* [Goal] Output all records precisely as written.

************

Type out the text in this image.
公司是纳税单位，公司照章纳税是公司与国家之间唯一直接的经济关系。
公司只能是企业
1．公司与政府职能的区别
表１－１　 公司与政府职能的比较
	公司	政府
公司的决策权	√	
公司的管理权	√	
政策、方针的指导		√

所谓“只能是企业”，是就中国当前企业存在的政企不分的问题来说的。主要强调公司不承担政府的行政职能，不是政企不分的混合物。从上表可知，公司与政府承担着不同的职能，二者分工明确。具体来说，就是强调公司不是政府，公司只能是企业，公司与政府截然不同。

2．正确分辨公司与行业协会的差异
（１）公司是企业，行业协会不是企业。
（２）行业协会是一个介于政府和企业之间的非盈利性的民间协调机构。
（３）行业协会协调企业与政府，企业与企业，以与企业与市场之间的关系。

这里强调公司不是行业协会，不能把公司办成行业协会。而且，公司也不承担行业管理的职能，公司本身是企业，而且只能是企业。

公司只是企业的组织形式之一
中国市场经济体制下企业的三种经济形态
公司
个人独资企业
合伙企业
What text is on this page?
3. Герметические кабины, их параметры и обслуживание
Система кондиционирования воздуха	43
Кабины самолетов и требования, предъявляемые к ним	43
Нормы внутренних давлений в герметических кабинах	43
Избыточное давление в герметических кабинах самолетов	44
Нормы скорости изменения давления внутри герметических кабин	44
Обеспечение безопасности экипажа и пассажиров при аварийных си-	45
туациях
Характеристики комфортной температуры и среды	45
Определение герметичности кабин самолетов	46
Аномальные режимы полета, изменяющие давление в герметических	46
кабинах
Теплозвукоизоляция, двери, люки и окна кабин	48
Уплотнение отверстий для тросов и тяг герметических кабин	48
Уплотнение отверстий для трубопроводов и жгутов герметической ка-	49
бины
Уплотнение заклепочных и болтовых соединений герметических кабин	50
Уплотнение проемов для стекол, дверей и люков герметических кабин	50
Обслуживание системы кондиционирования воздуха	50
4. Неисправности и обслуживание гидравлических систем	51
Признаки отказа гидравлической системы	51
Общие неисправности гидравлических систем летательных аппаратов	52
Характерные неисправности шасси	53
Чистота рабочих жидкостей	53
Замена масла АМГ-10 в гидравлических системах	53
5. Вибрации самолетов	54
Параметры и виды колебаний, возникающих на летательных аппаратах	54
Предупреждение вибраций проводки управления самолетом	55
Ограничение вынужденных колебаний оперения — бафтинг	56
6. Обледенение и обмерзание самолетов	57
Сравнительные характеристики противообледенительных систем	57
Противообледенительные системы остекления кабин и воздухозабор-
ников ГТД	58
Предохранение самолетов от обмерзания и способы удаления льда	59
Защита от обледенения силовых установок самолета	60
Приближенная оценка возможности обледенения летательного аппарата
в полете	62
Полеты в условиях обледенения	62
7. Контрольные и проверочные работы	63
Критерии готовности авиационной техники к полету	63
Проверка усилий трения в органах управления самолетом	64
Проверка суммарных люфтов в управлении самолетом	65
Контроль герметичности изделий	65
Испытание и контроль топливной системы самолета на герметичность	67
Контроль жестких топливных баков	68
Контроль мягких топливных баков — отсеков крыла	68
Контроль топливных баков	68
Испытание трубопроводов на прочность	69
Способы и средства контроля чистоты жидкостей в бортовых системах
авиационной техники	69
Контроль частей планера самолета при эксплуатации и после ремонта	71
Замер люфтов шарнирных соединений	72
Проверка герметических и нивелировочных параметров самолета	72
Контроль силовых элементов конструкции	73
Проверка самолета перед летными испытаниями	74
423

************

* [Exercise result]
Type out the text in this image.
公司是纳税单位，公司照章纳税是公司与国家之间唯一直接的经济关系。
公司只能是企业
1．公司与政府职能的区别
表１－１　 公司与政府职能的比较
	公司	政府
公司的决策权	√	
公司的管理权	√	
政策、方针的指导		√

所谓“只能是企业”，是就中国当前企业存在的政企不分的问题来说的。主要强调公司不承担政府的行政职能，不是政企不分的混合物。从上表可知，公司与政府承担着不同的职能，二者分工明确。具体来说，就是强调公司不是政府，公司只能是企业，公司与政府截然不同。

2．正确分辨公司与行业协会的差异
（１）公司是企业，行业协会不是企业。
（２）行业协会是一个介于政府和企业之间的非盈利性的民间协调机构。
（３）行业协会协调企业与政府，企业与企业，以与企业与市场之间的关系。

这里强调公司不是行业协会，不能把公司办成行业协会。而且，公司也不承担行业管理的职能，公司本身是企业，而且只能是企业。

公司只是企业的组织形式之一
中国市场经济体制下企业的三种经济形态
公司
个人独资企业
合伙企业
What text is on this page?
3. Герметические кабины, их параметры и обслуживание
Система кондиционирования воздуха	43
Кабины самолетов и требования, предъявляемые к ним	43
Нормы внутренних давлений в герметических кабинах	43
Избыточное давление в герметических кабинах самолетов	44
Нормы скорости изменения давления внутри герметических кабин	44
Обеспечение безопасности экипажа и пассажиров при аварийных си-	45
туациях
Характеристики комфортной температуры и среды	45
Определение герметичности кабин самолетов	46
Аномальные режимы полета, изменяющие давление в герметических	46
кабинах
Теплозвукоизоляция, двери, люки и окна кабин	48
Уплотнение отверстий для тросов и тяг герметических кабин	48
Уплотнение отверстий для трубопроводов и жгутов герметической ка-	49
бины
Уплотнение заклепочных и болтовых соединений герметических кабин	50
Уплотнение проемов для стекол, дверей и люков герметических кабин	50
Обслуживание системы кондиционирования воздуха	50
4. Неисправности и обслуживание гидравлических систем	51
Признаки отказа гидравлической системы	51
Общие неисправности гидравлических систем летательных аппаратов	52
Характерные неисправности шасси	53
Чистота рабочих жидкостей	53
Замена масла АМГ-10 в гидравлических системах	53
5. Вибрации самолетов	54
Параметры и виды колебаний, возникающих на летательных аппаратах	54
Предупреждение вибраций проводки управления самолетом	55
Ограничение вынужденных колебаний оперения — бафтинг	56
6. Обледенение и обмерзание самолетов	57
Сравнительные характеристики противообледенительных систем	57
Противообледенительные системы остекления кабин и воздухозабор-
ников ГТД	58
Предохранение самолетов от обмерзания и способы удаления льда	59
Защита от обледенения силовых установок самолета	60
Приближенная оценка возможности обледенения летательного аппарата
в полете	62
Полеты в условиях обледенения	62
7. Контрольные и проверочные работы	63
Критерии готовности авиационной техники к полету	63
Проверка усилий трения в органах управления самолетом	64
Проверка суммарных люфтов в управлении самолетом	65
Контроль герметичности изделий	65
Испытание и контроль топливной системы самолета на герметичность	67
Контроль жестких топливных баков	68
Контроль мягких топливных баков — отсеков крыла	68
Контроль топливных баков	68
Испытание трубопроводов на прочность	69
Способы и средства контроля чистоты жидкостей в бортовых системах
авиационной техники	69
Контроль частей планера самолета при эксплуатации и после ремонта	71
Замер люфтов шарнирных соединений	72
Проверка герметических и нивелировочных параметров самолета	72
Контроль силовых элементов конструкции	73
Проверка самолета перед летными испытаниями	74
423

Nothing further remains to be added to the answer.